- TASK A -
Answer these from the Region V passage, one per line:
(i) What share of the US population does Region V contain?
(ii) What was the hot-line telephone used for?
(iii) Who were taught to spot "midnight dumpers"?
- TASK B -
According to the Region V passage, why did enforcement of environmental regulations have to be aggressive in Region V? Answer in one to three sentences.
SUPPLIED PASSAGE START
Enforcement of environmental regulations had to be aggressive in Region V, McGuire explains, because it is the largest of the 10 EPA regions. It contains 20 percent of the US population and 25 percent of the nation's industry. More than a quarter of the country's hazardous waste is produced in the area. That amount of chemical waste, combined with the presence of the Great Lakes and major river systems, makes this a crucial area environmentally.

Region V enforcement teams were able to move in on targeted problem sites instantly because they had done a vast amount of preliminary work." "We developed ways of getting better information," explains McGuire. Methods included a hot-line telephone to gather tips from the public and a series of television spots to inform people about clues that might lead to hazardous waste sites.

Working with local and state officials, the EPA swept areas systematically to find problems and list them in order of priority for later action. Policemen in cities were taught to spot "midnight dumpers," and state police learned how to detect trucks carrying hazardous wastes.
SUPPLIED PASSAGE END
DATASET START
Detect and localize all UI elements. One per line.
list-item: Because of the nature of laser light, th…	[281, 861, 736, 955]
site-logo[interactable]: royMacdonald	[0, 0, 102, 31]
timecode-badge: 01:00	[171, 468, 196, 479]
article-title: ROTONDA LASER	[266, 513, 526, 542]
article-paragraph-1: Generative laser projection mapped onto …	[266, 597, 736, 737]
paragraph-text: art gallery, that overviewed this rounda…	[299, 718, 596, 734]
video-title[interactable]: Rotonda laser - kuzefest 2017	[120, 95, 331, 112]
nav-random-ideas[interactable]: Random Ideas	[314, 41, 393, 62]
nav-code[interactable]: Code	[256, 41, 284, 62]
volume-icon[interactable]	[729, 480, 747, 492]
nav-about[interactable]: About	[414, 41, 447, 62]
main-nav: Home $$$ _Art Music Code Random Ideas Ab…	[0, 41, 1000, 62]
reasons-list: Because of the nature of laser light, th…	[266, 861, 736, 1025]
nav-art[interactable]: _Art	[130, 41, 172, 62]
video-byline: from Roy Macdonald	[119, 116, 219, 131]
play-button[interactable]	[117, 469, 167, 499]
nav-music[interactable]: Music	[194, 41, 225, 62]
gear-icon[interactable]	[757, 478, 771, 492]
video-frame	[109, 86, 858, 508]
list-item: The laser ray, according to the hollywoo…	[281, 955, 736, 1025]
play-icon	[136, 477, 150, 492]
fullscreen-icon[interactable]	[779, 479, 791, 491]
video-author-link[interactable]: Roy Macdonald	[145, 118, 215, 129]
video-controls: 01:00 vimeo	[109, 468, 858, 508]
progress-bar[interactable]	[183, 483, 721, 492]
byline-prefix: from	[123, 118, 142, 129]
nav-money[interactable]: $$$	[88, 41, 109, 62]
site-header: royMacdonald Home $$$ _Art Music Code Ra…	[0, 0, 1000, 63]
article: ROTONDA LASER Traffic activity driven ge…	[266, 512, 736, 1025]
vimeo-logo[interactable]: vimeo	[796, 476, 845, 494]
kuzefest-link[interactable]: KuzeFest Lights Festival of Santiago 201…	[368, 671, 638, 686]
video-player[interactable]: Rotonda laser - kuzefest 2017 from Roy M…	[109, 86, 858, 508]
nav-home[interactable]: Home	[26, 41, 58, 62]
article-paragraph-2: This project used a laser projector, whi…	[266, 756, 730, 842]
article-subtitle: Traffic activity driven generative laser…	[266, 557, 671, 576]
DATASET END
- ANSWER SPACE A -
(i) 20 percent
(ii) Gathering tips from the public
(iii) Policemen in cities

- ANSWER SPACE B -
Enforcement had to be aggressive because Region V is the largest of the 10 EPA regions, with 20 percent of the US population and 25 percent of the nation's industry. It also produces more than a quarter of the country's hazardous waste. That waste, together with the Great Lakes and major river systems, makes it a crucial area environmentally.